◆ DATA:
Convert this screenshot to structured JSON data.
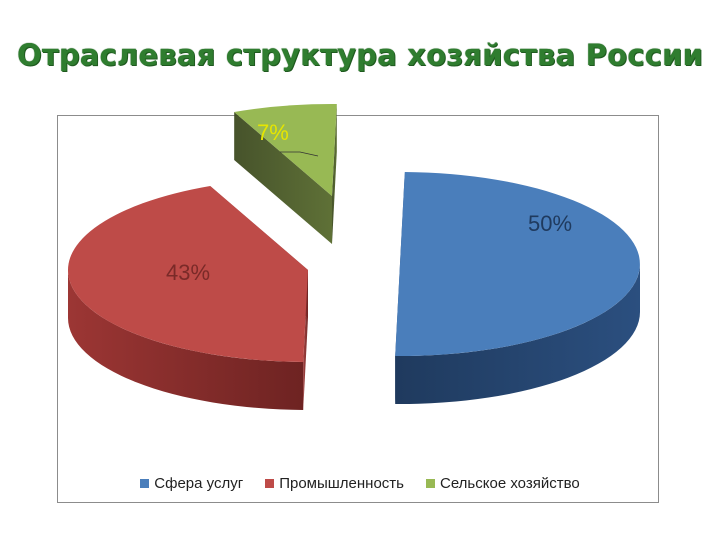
{
  "title": "Отраслевая структура хозяйства России",
  "chart_data": {
    "type": "pie",
    "title": "",
    "series": [
      {
        "name": "Сфера услуг",
        "value": 50,
        "label": "50%",
        "color": "#4a7ebb"
      },
      {
        "name": "Промышленность",
        "value": 43,
        "label": "43%",
        "color": "#be4b48"
      },
      {
        "name": "Сельское хозяйство",
        "value": 7,
        "label": "7%",
        "color": "#98b954"
      }
    ],
    "exploded": true,
    "three_d": true,
    "legend_position": "bottom"
  }
}
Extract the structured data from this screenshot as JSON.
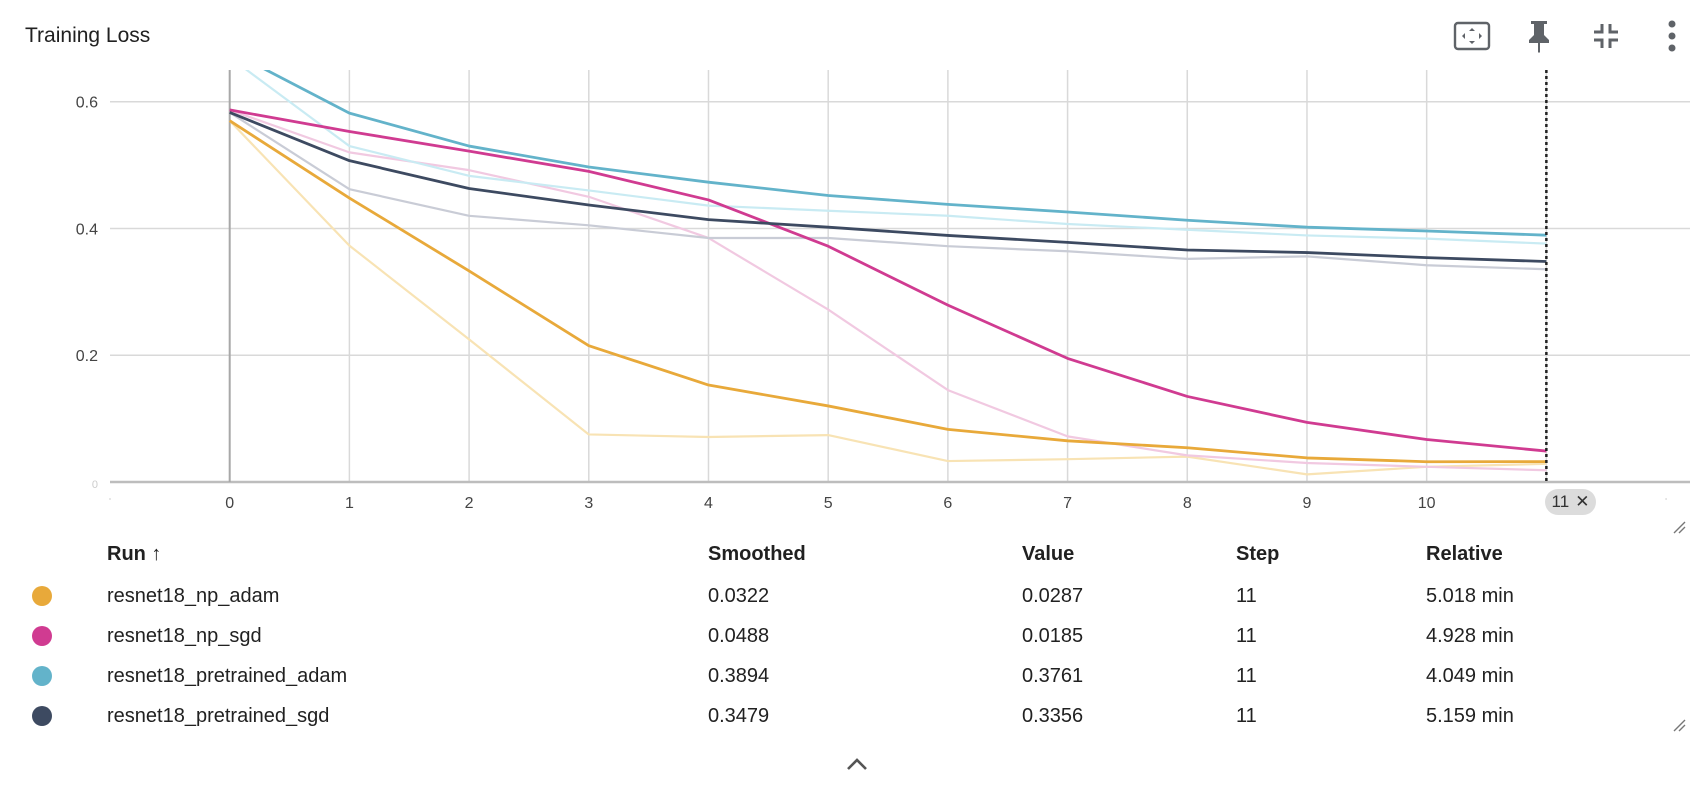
{
  "header": {
    "title": "Training Loss",
    "icons": [
      "fit-domain-icon",
      "pin-icon",
      "collapse-icon",
      "more-vert-icon"
    ]
  },
  "chart_data": {
    "type": "line",
    "x": [
      0,
      1,
      2,
      3,
      4,
      5,
      6,
      7,
      8,
      9,
      10,
      11
    ],
    "x_tick_labels": [
      "0",
      "1",
      "2",
      "3",
      "4",
      "5",
      "6",
      "7",
      "8",
      "9",
      "10",
      "11"
    ],
    "y_tick_labels": [
      "0",
      "0.2",
      "0.4",
      "0.6"
    ],
    "y_ticks": [
      0,
      0.2,
      0.4,
      0.6
    ],
    "xlim": [
      -1,
      12.2
    ],
    "ylim": [
      0,
      0.65
    ],
    "grid": true,
    "selected_step": "11",
    "series": [
      {
        "name": "resnet18_np_adam",
        "color": "#e8a93a",
        "raw_color": "#f8e3b4",
        "smoothed": [
          0.57,
          0.448,
          0.333,
          0.215,
          0.153,
          0.12,
          0.083,
          0.065,
          0.054,
          0.038,
          0.032,
          0.0322
        ],
        "raw": [
          0.57,
          0.373,
          0.225,
          0.075,
          0.071,
          0.074,
          0.033,
          0.036,
          0.04,
          0.012,
          0.024,
          0.0287
        ]
      },
      {
        "name": "resnet18_np_sgd",
        "color": "#d03b91",
        "raw_color": "#f1c9e1",
        "smoothed": [
          0.587,
          0.553,
          0.522,
          0.49,
          0.445,
          0.372,
          0.279,
          0.195,
          0.135,
          0.094,
          0.067,
          0.0488
        ],
        "raw": [
          0.587,
          0.52,
          0.492,
          0.45,
          0.385,
          0.272,
          0.145,
          0.072,
          0.042,
          0.03,
          0.024,
          0.0185
        ]
      },
      {
        "name": "resnet18_pretrained_adam",
        "color": "#63b3ca",
        "raw_color": "#c9ebf3",
        "smoothed": [
          0.68,
          0.582,
          0.53,
          0.497,
          0.473,
          0.452,
          0.438,
          0.426,
          0.413,
          0.402,
          0.396,
          0.3894
        ],
        "raw": [
          0.67,
          0.53,
          0.483,
          0.46,
          0.436,
          0.428,
          0.42,
          0.407,
          0.398,
          0.389,
          0.384,
          0.3761
        ]
      },
      {
        "name": "resnet18_pretrained_sgd",
        "color": "#3d4a61",
        "raw_color": "#c9ccd6",
        "smoothed": [
          0.583,
          0.507,
          0.463,
          0.437,
          0.414,
          0.402,
          0.389,
          0.378,
          0.366,
          0.362,
          0.354,
          0.3479
        ],
        "raw": [
          0.583,
          0.462,
          0.42,
          0.405,
          0.385,
          0.385,
          0.372,
          0.364,
          0.352,
          0.356,
          0.342,
          0.3356
        ]
      }
    ]
  },
  "table": {
    "headers": {
      "run": "Run ↑",
      "smoothed": "Smoothed",
      "value": "Value",
      "step": "Step",
      "relative": "Relative"
    },
    "rows": [
      {
        "color": "#e8a93a",
        "run": "resnet18_np_adam",
        "smoothed": "0.0322",
        "value": "0.0287",
        "step": "11",
        "relative": "5.018 min"
      },
      {
        "color": "#d03b91",
        "run": "resnet18_np_sgd",
        "smoothed": "0.0488",
        "value": "0.0185",
        "step": "11",
        "relative": "4.928 min"
      },
      {
        "color": "#63b3ca",
        "run": "resnet18_pretrained_adam",
        "smoothed": "0.3894",
        "value": "0.3761",
        "step": "11",
        "relative": "4.049 min"
      },
      {
        "color": "#3d4a61",
        "run": "resnet18_pretrained_sgd",
        "smoothed": "0.3479",
        "value": "0.3356",
        "step": "11",
        "relative": "5.159 min"
      }
    ]
  }
}
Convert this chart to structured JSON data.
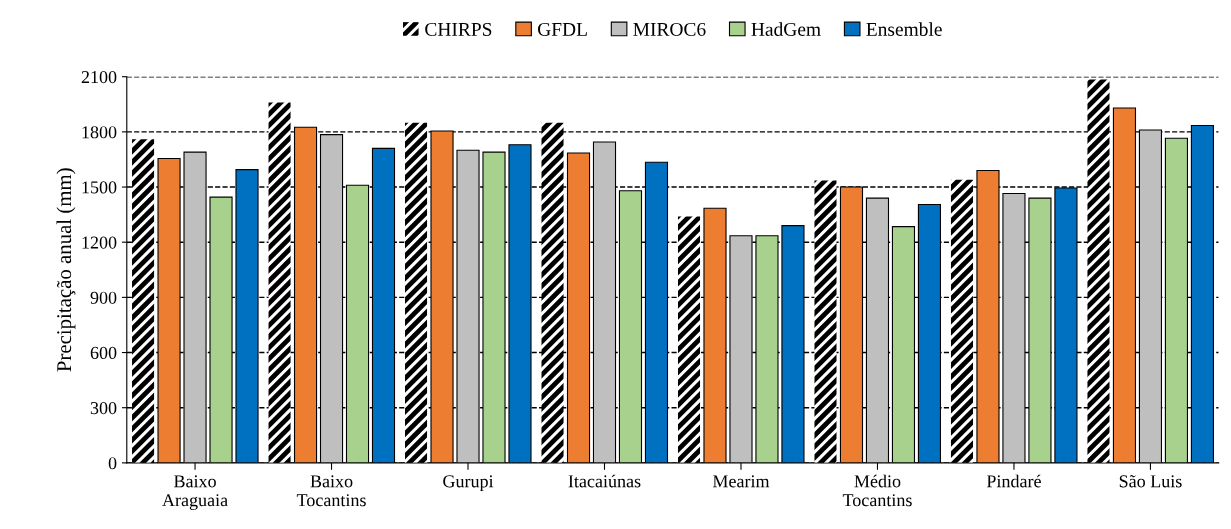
{
  "chart_data": {
    "type": "bar",
    "ylabel": "Precipitação anual (mm)",
    "categories": [
      "Baixo\nAraguaia",
      "Baixo\nTocantins",
      "Gurupi",
      "Itacaiúnas",
      "Mearim",
      "Médio\nTocantins",
      "Pindaré",
      "São Luis"
    ],
    "series": [
      {
        "name": "CHIRPS",
        "color": "#000000",
        "values": [
          1760,
          1960,
          1850,
          1850,
          1340,
          1535,
          1540,
          2085
        ]
      },
      {
        "name": "GFDL",
        "color": "#ed7d31",
        "values": [
          1655,
          1825,
          1805,
          1685,
          1385,
          1500,
          1590,
          1930
        ]
      },
      {
        "name": "MIROC6",
        "color": "#bfbfbf",
        "values": [
          1690,
          1785,
          1700,
          1745,
          1235,
          1440,
          1465,
          1810
        ]
      },
      {
        "name": "HadGem",
        "color": "#a9d18e",
        "values": [
          1445,
          1510,
          1690,
          1480,
          1235,
          1285,
          1440,
          1765
        ]
      },
      {
        "name": "Ensemble",
        "color": "#0070c0",
        "values": [
          1595,
          1710,
          1730,
          1635,
          1290,
          1405,
          1495,
          1835
        ]
      }
    ],
    "ylim": [
      0,
      2100
    ],
    "yticks": [
      0,
      300,
      600,
      900,
      1200,
      1500,
      1800,
      2100
    ],
    "grid": "y",
    "line_style": "dashed",
    "legend": "top"
  }
}
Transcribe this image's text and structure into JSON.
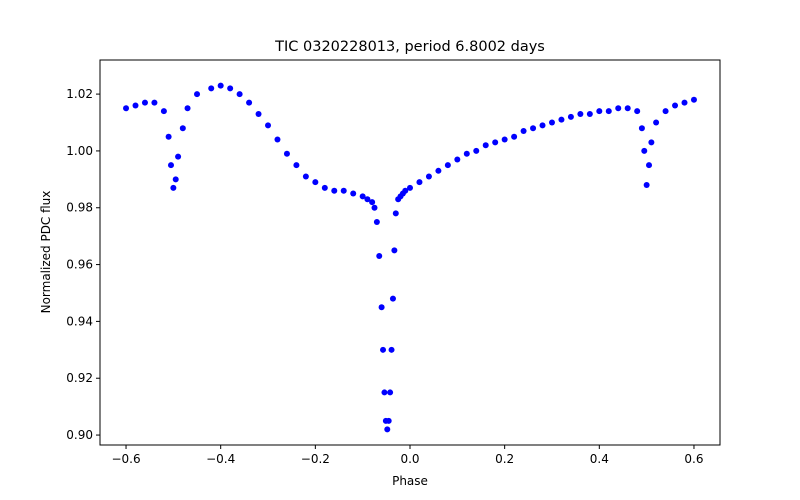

◆ GIVEN EXERCISE: The pictures in the entries should be left out; output everything else exactly.

◆ SOLUTION FOR THIS TASK:
Convert this screenshot to structured JSON data.
{
  "title": "Отраслевая структура хозяйства России",
  "chart_data": {
    "type": "pie",
    "title": "",
    "series": [
      {
        "name": "Сфера услуг",
        "value": 50,
        "label": "50%",
        "color": "#4a7ebb"
      },
      {
        "name": "Промышленность",
        "value": 43,
        "label": "43%",
        "color": "#be4b48"
      },
      {
        "name": "Сельское хозяйство",
        "value": 7,
        "label": "7%",
        "color": "#98b954"
      }
    ],
    "exploded": true,
    "three_d": true,
    "legend_position": "bottom"
  }
}
Extract the structured data from this screenshot as JSON.
{
  "header": {
    "title": "Training Loss",
    "icons": [
      "fit-domain-icon",
      "pin-icon",
      "collapse-icon",
      "more-vert-icon"
    ]
  },
  "chart_data": {
    "type": "line",
    "x": [
      0,
      1,
      2,
      3,
      4,
      5,
      6,
      7,
      8,
      9,
      10,
      11
    ],
    "x_tick_labels": [
      "0",
      "1",
      "2",
      "3",
      "4",
      "5",
      "6",
      "7",
      "8",
      "9",
      "10",
      "11"
    ],
    "y_tick_labels": [
      "0",
      "0.2",
      "0.4",
      "0.6"
    ],
    "y_ticks": [
      0,
      0.2,
      0.4,
      0.6
    ],
    "xlim": [
      -1,
      12.2
    ],
    "ylim": [
      0,
      0.65
    ],
    "grid": true,
    "selected_step": "11",
    "series": [
      {
        "name": "resnet18_np_adam",
        "color": "#e8a93a",
        "raw_color": "#f8e3b4",
        "smoothed": [
          0.57,
          0.448,
          0.333,
          0.215,
          0.153,
          0.12,
          0.083,
          0.065,
          0.054,
          0.038,
          0.032,
          0.0322
        ],
        "raw": [
          0.57,
          0.373,
          0.225,
          0.075,
          0.071,
          0.074,
          0.033,
          0.036,
          0.04,
          0.012,
          0.024,
          0.0287
        ]
      },
      {
        "name": "resnet18_np_sgd",
        "color": "#d03b91",
        "raw_color": "#f1c9e1",
        "smoothed": [
          0.587,
          0.553,
          0.522,
          0.49,
          0.445,
          0.372,
          0.279,
          0.195,
          0.135,
          0.094,
          0.067,
          0.0488
        ],
        "raw": [
          0.587,
          0.52,
          0.492,
          0.45,
          0.385,
          0.272,
          0.145,
          0.072,
          0.042,
          0.03,
          0.024,
          0.0185
        ]
      },
      {
        "name": "resnet18_pretrained_adam",
        "color": "#63b3ca",
        "raw_color": "#c9ebf3",
        "smoothed": [
          0.68,
          0.582,
          0.53,
          0.497,
          0.473,
          0.452,
          0.438,
          0.426,
          0.413,
          0.402,
          0.396,
          0.3894
        ],
        "raw": [
          0.67,
          0.53,
          0.483,
          0.46,
          0.436,
          0.428,
          0.42,
          0.407,
          0.398,
          0.389,
          0.384,
          0.3761
        ]
      },
      {
        "name": "resnet18_pretrained_sgd",
        "color": "#3d4a61",
        "raw_color": "#c9ccd6",
        "smoothed": [
          0.583,
          0.507,
          0.463,
          0.437,
          0.414,
          0.402,
          0.389,
          0.378,
          0.366,
          0.362,
          0.354,
          0.3479
        ],
        "raw": [
          0.583,
          0.462,
          0.42,
          0.405,
          0.385,
          0.385,
          0.372,
          0.364,
          0.352,
          0.356,
          0.342,
          0.3356
        ]
      }
    ]
  },
  "table": {
    "headers": {
      "run": "Run ↑",
      "smoothed": "Smoothed",
      "value": "Value",
      "step": "Step",
      "relative": "Relative"
    },
    "rows": [
      {
        "color": "#e8a93a",
        "run": "resnet18_np_adam",
        "smoothed": "0.0322",
        "value": "0.0287",
        "step": "11",
        "relative": "5.018 min"
      },
      {
        "color": "#d03b91",
        "run": "resnet18_np_sgd",
        "smoothed": "0.0488",
        "value": "0.0185",
        "step": "11",
        "relative": "4.928 min"
      },
      {
        "color": "#63b3ca",
        "run": "resnet18_pretrained_adam",
        "smoothed": "0.3894",
        "value": "0.3761",
        "step": "11",
        "relative": "4.049 min"
      },
      {
        "color": "#3d4a61",
        "run": "resnet18_pretrained_sgd",
        "smoothed": "0.3479",
        "value": "0.3356",
        "step": "11",
        "relative": "5.159 min"
      }
    ]
  }
}
Convert this chart to structured JSON data.
{
  "chart_data": {
    "type": "bar",
    "ylabel": "Precipitação anual (mm)",
    "categories": [
      "Baixo\nAraguaia",
      "Baixo\nTocantins",
      "Gurupi",
      "Itacaiúnas",
      "Mearim",
      "Médio\nTocantins",
      "Pindaré",
      "São Luis"
    ],
    "series": [
      {
        "name": "CHIRPS",
        "color": "#000000",
        "values": [
          1760,
          1960,
          1850,
          1850,
          1340,
          1535,
          1540,
          2085
        ]
      },
      {
        "name": "GFDL",
        "color": "#ed7d31",
        "values": [
          1655,
          1825,
          1805,
          1685,
          1385,
          1500,
          1590,
          1930
        ]
      },
      {
        "name": "MIROC6",
        "color": "#bfbfbf",
        "values": [
          1690,
          1785,
          1700,
          1745,
          1235,
          1440,
          1465,
          1810
        ]
      },
      {
        "name": "HadGem",
        "color": "#a9d18e",
        "values": [
          1445,
          1510,
          1690,
          1480,
          1235,
          1285,
          1440,
          1765
        ]
      },
      {
        "name": "Ensemble",
        "color": "#0070c0",
        "values": [
          1595,
          1710,
          1730,
          1635,
          1290,
          1405,
          1495,
          1835
        ]
      }
    ],
    "ylim": [
      0,
      2100
    ],
    "yticks": [
      0,
      300,
      600,
      900,
      1200,
      1500,
      1800,
      2100
    ],
    "grid": "y",
    "line_style": "dashed",
    "legend": "top"
  }
}
Transcribe this image's text and structure into JSON.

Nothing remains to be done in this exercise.